* [To do]:
List each line holding the string "герою".

* [Stored rows]:
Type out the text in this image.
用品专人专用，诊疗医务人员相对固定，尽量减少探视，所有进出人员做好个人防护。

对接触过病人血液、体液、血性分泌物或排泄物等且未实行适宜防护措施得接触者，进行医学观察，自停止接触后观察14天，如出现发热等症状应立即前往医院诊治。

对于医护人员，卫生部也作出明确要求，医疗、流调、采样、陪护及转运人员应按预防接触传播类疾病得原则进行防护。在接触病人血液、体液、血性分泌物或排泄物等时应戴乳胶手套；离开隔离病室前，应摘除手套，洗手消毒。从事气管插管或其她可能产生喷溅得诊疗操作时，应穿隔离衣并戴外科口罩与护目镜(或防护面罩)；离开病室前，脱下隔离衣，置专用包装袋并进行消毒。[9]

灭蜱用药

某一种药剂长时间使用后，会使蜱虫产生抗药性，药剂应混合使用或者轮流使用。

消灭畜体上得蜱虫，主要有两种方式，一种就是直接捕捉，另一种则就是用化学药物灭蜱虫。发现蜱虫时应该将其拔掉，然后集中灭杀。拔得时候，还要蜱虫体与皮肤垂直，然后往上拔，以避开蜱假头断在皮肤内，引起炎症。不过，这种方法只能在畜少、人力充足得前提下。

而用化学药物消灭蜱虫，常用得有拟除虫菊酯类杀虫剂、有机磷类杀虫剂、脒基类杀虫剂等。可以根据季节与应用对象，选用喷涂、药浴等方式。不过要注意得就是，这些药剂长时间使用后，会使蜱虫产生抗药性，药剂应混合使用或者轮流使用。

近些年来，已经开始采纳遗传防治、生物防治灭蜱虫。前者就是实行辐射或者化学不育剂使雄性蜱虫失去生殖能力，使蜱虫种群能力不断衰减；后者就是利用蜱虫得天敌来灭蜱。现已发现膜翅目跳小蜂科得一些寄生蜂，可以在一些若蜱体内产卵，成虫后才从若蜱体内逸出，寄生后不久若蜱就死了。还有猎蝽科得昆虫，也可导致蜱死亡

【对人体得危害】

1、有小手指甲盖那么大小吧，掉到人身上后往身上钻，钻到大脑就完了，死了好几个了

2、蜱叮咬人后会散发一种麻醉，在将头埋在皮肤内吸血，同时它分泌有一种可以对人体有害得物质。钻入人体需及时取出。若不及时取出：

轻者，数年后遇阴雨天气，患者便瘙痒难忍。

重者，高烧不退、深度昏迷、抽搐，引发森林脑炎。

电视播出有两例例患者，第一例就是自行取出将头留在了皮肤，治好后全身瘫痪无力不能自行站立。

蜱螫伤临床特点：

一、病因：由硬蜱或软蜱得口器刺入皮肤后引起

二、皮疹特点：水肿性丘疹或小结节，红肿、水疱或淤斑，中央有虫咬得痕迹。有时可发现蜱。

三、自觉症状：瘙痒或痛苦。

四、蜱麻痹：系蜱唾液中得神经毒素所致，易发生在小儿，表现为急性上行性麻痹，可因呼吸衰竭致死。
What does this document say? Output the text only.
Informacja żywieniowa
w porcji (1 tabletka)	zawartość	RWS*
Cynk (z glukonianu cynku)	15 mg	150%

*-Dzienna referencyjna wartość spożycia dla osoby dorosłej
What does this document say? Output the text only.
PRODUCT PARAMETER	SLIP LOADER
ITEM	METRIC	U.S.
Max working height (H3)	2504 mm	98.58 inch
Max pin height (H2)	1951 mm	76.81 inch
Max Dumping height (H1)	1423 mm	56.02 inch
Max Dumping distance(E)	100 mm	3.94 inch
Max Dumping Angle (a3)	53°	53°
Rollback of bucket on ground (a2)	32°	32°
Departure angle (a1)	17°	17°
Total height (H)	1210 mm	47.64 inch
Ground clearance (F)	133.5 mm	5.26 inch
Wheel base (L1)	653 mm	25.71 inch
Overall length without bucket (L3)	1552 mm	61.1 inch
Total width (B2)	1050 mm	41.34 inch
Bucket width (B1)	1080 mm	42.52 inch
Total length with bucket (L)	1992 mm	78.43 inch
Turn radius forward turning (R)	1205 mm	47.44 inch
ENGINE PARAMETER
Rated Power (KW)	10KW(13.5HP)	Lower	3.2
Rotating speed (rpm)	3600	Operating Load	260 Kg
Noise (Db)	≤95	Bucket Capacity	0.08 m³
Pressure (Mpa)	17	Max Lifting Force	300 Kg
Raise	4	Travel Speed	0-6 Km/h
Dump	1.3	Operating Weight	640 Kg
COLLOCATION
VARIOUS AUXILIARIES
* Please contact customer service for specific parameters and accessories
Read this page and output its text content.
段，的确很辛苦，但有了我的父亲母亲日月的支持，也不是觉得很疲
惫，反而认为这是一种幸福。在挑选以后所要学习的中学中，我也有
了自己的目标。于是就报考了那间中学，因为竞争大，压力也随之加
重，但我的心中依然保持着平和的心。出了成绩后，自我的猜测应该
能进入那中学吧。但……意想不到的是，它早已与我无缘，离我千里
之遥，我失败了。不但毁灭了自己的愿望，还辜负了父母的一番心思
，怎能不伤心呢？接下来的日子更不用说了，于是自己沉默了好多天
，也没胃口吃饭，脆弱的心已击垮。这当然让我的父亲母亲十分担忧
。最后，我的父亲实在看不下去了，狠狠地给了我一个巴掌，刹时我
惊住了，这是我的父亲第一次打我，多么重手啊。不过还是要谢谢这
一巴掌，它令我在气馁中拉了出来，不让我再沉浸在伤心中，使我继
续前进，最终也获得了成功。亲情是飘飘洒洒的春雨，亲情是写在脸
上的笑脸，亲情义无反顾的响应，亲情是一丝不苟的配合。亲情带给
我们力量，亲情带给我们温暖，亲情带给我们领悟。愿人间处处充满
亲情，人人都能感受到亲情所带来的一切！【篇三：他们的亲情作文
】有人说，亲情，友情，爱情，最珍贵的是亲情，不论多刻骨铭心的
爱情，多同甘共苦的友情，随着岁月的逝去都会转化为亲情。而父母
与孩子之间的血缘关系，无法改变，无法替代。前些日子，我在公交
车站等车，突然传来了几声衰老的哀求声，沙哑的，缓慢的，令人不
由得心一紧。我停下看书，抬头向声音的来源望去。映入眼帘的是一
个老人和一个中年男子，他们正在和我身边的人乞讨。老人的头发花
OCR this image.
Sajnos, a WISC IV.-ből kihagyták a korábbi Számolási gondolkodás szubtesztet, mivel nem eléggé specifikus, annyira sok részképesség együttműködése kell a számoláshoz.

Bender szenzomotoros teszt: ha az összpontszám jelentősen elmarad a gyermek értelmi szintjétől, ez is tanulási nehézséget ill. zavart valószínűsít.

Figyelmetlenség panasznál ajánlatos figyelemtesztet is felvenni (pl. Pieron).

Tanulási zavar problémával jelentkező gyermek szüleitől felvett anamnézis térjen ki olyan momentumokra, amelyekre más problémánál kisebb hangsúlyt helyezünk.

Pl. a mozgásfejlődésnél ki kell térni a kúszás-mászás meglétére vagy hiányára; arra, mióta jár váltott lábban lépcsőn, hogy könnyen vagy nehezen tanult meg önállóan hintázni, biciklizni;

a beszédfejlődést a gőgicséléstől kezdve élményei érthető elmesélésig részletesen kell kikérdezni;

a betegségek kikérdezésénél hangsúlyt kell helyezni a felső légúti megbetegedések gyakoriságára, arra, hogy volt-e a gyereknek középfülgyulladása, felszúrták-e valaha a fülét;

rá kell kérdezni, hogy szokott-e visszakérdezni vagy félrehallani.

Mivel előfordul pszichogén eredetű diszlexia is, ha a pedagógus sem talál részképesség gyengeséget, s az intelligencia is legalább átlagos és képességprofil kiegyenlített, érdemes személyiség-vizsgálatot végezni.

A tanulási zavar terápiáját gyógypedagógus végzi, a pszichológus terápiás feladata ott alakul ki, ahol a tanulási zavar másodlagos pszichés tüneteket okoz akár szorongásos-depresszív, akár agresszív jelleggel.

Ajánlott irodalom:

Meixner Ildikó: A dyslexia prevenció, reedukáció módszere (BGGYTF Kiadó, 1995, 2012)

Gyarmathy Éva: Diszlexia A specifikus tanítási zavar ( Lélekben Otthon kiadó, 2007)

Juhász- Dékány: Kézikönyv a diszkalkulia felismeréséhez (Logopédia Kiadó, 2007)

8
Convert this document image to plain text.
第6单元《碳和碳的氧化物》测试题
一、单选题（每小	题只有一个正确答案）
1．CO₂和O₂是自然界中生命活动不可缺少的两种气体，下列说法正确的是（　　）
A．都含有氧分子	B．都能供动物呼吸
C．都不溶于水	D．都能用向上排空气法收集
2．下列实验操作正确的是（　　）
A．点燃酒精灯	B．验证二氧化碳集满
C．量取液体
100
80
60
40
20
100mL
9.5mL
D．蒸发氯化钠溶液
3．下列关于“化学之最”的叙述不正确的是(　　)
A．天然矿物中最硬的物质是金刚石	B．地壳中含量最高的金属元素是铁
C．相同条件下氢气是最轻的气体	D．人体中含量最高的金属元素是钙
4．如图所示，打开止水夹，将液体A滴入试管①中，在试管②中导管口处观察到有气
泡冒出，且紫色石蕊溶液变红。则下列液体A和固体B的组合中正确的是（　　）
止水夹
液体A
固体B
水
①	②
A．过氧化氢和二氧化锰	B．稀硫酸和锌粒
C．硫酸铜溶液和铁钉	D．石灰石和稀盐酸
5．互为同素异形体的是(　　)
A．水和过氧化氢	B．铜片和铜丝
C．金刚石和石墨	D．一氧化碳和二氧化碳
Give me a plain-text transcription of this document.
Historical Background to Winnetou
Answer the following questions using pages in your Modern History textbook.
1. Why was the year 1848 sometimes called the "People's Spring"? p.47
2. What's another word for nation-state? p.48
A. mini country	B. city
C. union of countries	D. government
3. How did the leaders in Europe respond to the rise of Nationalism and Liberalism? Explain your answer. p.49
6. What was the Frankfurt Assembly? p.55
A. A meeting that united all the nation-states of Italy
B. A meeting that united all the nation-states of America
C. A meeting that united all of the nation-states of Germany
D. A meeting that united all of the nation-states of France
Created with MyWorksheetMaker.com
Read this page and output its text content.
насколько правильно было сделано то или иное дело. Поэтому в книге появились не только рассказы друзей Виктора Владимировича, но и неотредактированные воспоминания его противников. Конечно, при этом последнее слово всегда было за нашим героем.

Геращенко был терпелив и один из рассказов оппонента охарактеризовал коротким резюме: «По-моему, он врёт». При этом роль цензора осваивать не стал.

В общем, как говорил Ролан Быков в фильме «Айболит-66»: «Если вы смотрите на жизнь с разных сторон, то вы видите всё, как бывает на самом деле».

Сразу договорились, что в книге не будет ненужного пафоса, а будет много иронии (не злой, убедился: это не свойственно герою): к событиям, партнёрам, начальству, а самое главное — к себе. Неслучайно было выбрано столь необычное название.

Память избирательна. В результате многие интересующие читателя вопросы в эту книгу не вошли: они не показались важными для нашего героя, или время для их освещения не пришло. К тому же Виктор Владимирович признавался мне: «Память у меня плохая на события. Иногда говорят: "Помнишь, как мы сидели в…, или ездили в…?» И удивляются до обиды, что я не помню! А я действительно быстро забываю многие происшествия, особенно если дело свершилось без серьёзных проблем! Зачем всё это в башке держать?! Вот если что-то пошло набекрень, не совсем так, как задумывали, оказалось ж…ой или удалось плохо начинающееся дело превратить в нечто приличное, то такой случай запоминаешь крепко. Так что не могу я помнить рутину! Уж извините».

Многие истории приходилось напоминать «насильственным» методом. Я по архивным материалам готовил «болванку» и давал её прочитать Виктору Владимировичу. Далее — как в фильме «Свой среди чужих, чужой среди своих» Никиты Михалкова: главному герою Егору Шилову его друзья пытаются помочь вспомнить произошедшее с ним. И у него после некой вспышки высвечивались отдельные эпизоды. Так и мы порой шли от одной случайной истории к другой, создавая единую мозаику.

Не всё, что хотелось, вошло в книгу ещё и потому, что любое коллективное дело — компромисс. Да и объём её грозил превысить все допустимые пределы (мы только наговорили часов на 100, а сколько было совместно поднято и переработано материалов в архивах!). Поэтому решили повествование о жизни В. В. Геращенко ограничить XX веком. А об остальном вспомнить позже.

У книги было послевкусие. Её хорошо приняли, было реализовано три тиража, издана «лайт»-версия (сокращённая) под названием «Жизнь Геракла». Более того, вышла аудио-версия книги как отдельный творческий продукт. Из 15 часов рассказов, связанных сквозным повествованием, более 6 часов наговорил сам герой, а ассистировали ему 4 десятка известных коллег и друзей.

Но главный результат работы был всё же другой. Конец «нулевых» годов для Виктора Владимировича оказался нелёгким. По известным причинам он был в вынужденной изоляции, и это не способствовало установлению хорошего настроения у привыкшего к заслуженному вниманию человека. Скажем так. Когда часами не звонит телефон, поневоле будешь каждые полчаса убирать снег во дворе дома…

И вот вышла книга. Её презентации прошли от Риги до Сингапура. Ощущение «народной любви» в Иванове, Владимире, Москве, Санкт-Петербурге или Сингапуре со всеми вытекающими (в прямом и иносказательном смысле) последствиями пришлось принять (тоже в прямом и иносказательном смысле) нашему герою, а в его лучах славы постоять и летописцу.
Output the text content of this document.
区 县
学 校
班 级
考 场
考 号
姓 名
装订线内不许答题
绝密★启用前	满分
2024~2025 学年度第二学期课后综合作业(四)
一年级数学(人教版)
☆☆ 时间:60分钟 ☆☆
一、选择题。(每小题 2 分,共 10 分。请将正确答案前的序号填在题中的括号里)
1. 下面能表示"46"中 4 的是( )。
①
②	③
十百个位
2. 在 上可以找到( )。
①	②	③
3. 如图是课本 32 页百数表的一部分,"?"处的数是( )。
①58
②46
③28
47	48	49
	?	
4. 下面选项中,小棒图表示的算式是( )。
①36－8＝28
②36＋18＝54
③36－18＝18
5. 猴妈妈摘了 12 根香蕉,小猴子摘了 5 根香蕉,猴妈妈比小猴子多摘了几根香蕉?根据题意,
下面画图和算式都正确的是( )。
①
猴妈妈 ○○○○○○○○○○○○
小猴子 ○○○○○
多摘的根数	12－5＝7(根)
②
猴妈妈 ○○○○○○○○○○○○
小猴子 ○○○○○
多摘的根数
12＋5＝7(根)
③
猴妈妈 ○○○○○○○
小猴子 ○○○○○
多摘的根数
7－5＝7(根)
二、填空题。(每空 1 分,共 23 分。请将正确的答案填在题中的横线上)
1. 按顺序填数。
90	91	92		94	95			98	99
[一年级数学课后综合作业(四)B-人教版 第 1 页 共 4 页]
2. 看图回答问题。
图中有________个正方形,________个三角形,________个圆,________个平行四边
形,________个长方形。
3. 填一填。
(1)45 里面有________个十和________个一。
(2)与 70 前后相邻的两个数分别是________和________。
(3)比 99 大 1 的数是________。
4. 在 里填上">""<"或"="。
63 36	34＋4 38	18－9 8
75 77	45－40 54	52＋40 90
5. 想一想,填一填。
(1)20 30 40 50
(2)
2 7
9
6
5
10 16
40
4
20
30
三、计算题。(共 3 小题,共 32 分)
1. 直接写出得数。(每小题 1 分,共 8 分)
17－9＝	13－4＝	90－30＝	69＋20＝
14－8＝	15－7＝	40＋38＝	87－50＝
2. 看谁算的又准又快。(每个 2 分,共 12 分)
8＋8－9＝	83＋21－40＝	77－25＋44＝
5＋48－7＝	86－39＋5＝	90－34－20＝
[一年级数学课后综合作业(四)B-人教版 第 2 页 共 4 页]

* [Finished task]:
Сразу договорились, что в книге не будет ненужного пафоса, а будет много иронии (не злой, убедился: это не свойственно герою): к событиям, партнёрам, начальству, а самое главное — к себе. Неслучайно было выбрано столь необычное название.
Многие истории приходилось напоминать «насильственным» методом. Я по архивным материалам готовил «болванку» и давал её прочитать Виктору Владимировичу. Далее — как в фильме «Свой среди чужих, чужой среди своих» Никиты Михалкова: главному герою Егору Шилову его друзья пытаются помочь вспомнить произошедшее с ним. И у него после некой вспышки высвечивались отдельные эпизоды. Так и мы порой шли от одной случайной истории к другой, создавая единую мозаику.
И вот вышла книга. Её презентации прошли от Риги до Сингапура. Ощущение «народной любви» в Иванове, Владимире, Москве, Санкт-Петербурге или Сингапуре со всеми вытекающими (в прямом и иносказательном смысле) последствиями пришлось принять (тоже в прямом и иносказательном смысле) нашему герою, а в его лучах славы постоять и летописцу.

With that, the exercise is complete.